(Entries taken from a collection)
•••

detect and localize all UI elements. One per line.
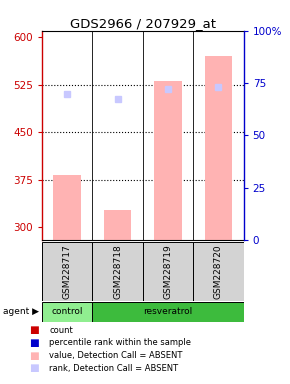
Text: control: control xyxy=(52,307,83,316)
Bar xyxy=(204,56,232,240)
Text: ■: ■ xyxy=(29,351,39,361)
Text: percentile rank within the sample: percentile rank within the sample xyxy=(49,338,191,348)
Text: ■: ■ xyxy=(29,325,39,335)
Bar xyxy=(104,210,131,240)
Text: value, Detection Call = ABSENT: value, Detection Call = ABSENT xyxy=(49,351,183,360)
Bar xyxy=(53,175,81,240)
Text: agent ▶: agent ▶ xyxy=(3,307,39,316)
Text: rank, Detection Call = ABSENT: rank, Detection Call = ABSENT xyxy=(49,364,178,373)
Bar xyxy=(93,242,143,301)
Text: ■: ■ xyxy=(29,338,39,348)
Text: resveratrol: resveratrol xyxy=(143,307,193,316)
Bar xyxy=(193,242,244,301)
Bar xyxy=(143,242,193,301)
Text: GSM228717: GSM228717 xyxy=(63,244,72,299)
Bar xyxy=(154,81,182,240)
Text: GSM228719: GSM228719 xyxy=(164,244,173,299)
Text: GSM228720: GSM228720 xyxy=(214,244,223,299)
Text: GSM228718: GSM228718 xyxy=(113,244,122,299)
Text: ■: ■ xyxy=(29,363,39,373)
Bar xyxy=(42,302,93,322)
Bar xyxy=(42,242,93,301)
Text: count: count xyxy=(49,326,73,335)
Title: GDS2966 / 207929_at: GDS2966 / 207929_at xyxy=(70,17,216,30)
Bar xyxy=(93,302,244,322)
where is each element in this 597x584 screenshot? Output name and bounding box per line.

•••

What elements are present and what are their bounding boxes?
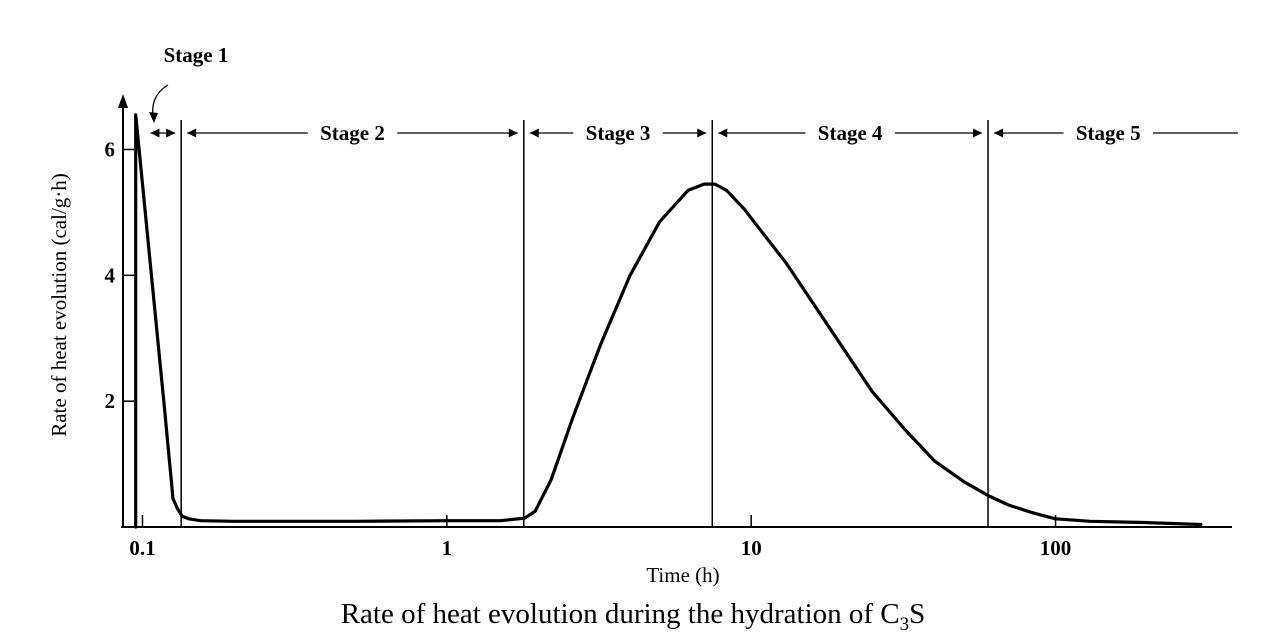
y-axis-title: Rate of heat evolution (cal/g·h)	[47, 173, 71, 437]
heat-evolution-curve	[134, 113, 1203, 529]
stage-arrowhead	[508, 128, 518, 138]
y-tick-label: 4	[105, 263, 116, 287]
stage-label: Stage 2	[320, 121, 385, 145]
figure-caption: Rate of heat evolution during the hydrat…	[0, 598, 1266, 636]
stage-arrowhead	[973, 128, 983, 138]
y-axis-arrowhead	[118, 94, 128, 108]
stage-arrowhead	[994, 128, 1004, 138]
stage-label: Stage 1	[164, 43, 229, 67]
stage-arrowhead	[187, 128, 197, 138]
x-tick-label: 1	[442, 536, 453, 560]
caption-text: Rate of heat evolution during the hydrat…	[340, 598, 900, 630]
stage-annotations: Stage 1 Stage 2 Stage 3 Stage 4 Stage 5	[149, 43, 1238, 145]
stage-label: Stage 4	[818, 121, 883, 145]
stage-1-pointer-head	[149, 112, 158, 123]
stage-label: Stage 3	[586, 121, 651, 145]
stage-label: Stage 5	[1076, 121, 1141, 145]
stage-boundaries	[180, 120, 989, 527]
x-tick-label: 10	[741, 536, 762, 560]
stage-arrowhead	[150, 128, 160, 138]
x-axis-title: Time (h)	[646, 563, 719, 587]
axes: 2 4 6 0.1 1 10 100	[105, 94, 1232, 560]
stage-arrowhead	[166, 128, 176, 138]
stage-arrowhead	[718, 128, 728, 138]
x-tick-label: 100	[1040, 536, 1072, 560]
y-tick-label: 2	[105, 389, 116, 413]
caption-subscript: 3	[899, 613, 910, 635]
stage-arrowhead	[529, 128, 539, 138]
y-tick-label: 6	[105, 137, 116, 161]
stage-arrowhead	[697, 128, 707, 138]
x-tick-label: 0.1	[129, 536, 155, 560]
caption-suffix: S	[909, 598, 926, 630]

•••

Problem details
In the entries from the line containing "detect and localize" through the line containing "where is each", rename "Bar" to "Rectangle" and give those lines again with nothing else changed. Omit the pictures.

Answer for the task
detect and localize all UI elements. One per line.
Text: control: control xyxy=(52,307,83,316)
Rectangle xyxy=(204,56,232,240)
Text: ■: ■ xyxy=(29,351,39,361)
Text: percentile rank within the sample: percentile rank within the sample xyxy=(49,338,191,348)
Text: ■: ■ xyxy=(29,325,39,335)
Rectangle xyxy=(104,210,131,240)
Text: value, Detection Call = ABSENT: value, Detection Call = ABSENT xyxy=(49,351,183,360)
Rectangle xyxy=(53,175,81,240)
Text: agent ▶: agent ▶ xyxy=(3,307,39,316)
Text: rank, Detection Call = ABSENT: rank, Detection Call = ABSENT xyxy=(49,364,178,373)
Rectangle xyxy=(93,242,143,301)
Text: ■: ■ xyxy=(29,338,39,348)
Text: resveratrol: resveratrol xyxy=(143,307,193,316)
Rectangle xyxy=(193,242,244,301)
Rectangle xyxy=(143,242,193,301)
Text: GSM228717: GSM228717 xyxy=(63,244,72,299)
Rectangle xyxy=(154,81,182,240)
Text: GSM228719: GSM228719 xyxy=(164,244,173,299)
Text: GSM228720: GSM228720 xyxy=(214,244,223,299)
Text: GSM228718: GSM228718 xyxy=(113,244,122,299)
Text: ■: ■ xyxy=(29,363,39,373)
Rectangle xyxy=(42,302,93,322)
Rectangle xyxy=(42,242,93,301)
Text: count: count xyxy=(49,326,73,335)
Title: GDS2966 / 207929_at: GDS2966 / 207929_at xyxy=(70,17,216,30)
Rectangle xyxy=(93,302,244,322)
where is each element in this 597x584 screenshot? Output name and bounding box per line.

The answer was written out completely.